| AIM OF THE TASK |
Report every line in the listing that contains the string "this".

--- begin ENTRIES SUPPLIED ---

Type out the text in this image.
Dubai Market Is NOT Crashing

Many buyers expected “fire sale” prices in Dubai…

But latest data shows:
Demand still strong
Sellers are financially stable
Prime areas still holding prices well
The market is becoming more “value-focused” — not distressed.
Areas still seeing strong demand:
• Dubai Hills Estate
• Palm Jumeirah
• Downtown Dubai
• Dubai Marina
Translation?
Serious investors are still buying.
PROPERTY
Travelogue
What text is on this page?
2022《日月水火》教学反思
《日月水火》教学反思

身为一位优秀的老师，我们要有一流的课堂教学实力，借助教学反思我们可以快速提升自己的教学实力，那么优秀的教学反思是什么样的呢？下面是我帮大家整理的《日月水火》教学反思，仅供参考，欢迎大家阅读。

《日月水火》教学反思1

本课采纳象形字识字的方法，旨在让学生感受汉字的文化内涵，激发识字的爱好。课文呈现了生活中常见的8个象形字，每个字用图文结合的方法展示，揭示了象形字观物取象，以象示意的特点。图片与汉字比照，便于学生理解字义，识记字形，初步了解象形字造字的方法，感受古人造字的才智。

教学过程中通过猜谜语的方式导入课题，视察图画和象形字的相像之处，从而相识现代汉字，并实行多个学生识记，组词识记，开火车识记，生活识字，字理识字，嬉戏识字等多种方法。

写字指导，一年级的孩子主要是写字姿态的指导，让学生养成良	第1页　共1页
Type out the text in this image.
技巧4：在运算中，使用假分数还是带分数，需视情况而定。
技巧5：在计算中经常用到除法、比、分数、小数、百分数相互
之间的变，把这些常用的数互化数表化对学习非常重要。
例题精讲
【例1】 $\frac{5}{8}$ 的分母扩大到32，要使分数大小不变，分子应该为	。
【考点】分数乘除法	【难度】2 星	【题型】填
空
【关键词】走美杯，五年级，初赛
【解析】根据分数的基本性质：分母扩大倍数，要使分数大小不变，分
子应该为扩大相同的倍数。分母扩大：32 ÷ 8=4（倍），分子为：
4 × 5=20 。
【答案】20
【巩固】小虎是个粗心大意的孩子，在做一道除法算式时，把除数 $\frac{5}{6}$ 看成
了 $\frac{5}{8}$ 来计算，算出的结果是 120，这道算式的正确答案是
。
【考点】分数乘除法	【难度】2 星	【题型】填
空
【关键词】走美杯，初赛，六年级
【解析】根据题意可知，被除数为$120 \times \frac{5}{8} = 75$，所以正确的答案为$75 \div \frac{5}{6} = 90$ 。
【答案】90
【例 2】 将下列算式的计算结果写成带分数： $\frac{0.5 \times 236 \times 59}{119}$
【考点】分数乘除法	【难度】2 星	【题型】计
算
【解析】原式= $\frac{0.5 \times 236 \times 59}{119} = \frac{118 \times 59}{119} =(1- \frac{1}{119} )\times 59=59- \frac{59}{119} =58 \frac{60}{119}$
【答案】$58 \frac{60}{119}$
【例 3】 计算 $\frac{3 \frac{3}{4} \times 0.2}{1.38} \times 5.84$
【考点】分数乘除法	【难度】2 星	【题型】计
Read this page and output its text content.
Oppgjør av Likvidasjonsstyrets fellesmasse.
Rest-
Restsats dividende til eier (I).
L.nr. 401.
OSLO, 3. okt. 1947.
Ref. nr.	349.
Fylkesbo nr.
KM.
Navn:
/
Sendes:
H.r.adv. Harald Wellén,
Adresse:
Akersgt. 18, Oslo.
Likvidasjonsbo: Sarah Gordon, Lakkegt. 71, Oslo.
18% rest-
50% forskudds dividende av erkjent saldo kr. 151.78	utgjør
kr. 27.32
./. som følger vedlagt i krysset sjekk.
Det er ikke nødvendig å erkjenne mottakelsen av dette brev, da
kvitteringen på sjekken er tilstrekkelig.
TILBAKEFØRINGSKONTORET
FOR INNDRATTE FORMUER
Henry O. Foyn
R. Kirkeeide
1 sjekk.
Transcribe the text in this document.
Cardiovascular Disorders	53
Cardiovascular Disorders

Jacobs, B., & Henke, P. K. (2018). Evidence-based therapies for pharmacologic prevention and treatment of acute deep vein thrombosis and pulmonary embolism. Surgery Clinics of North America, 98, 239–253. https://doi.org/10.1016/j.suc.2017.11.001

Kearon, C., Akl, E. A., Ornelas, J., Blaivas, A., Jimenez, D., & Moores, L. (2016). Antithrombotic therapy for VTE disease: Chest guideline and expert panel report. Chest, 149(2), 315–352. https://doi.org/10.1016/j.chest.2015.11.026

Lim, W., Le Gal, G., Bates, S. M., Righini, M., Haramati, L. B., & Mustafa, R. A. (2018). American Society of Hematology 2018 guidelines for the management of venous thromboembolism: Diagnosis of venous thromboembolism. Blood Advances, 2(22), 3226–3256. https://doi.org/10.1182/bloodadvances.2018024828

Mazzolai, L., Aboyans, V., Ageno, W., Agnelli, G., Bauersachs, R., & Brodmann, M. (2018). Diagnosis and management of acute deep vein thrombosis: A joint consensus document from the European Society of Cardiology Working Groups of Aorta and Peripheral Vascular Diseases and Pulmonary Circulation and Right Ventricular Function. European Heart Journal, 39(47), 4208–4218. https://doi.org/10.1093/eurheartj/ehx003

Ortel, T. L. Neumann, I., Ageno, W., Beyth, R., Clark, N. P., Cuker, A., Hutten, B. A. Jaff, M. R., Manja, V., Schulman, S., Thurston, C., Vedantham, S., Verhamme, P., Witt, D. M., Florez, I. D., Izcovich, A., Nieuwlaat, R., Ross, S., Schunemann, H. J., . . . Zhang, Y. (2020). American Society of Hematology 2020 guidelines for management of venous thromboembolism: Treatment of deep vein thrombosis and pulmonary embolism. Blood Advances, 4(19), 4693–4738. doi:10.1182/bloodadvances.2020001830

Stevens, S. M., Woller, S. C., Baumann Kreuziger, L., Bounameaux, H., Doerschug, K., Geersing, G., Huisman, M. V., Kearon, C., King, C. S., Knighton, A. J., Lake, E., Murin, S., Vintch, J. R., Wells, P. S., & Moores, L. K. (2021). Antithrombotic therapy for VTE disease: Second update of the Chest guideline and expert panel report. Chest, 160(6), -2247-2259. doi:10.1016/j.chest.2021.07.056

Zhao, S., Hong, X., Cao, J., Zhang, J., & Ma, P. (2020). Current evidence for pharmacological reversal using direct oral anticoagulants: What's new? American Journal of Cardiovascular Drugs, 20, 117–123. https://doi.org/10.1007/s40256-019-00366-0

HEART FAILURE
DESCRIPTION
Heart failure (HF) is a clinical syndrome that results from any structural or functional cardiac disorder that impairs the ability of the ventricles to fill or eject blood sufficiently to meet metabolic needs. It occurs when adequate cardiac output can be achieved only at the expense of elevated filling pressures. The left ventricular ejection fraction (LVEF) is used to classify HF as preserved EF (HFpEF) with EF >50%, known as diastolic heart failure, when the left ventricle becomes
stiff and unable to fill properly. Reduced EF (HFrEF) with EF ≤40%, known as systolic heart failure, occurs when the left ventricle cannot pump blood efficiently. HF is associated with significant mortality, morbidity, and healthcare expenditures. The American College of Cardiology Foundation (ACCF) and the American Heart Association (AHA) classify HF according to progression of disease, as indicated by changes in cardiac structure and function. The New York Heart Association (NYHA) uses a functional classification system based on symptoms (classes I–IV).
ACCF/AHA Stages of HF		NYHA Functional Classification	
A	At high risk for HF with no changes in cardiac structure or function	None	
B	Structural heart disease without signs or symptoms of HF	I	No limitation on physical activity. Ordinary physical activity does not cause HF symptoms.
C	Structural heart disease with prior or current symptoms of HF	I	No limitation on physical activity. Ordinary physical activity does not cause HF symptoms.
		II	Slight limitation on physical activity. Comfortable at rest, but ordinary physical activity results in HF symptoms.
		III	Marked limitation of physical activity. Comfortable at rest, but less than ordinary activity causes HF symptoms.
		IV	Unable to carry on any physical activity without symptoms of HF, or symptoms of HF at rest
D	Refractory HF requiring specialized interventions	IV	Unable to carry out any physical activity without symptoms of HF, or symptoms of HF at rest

--- end ENTRIES SUPPLIED ---

| COMPLETED EXERCISE |
Type out the text in this image.
What text is on this page?
Type out the text in this image.
Read this page and output its text content.
Transcribe the text in this document.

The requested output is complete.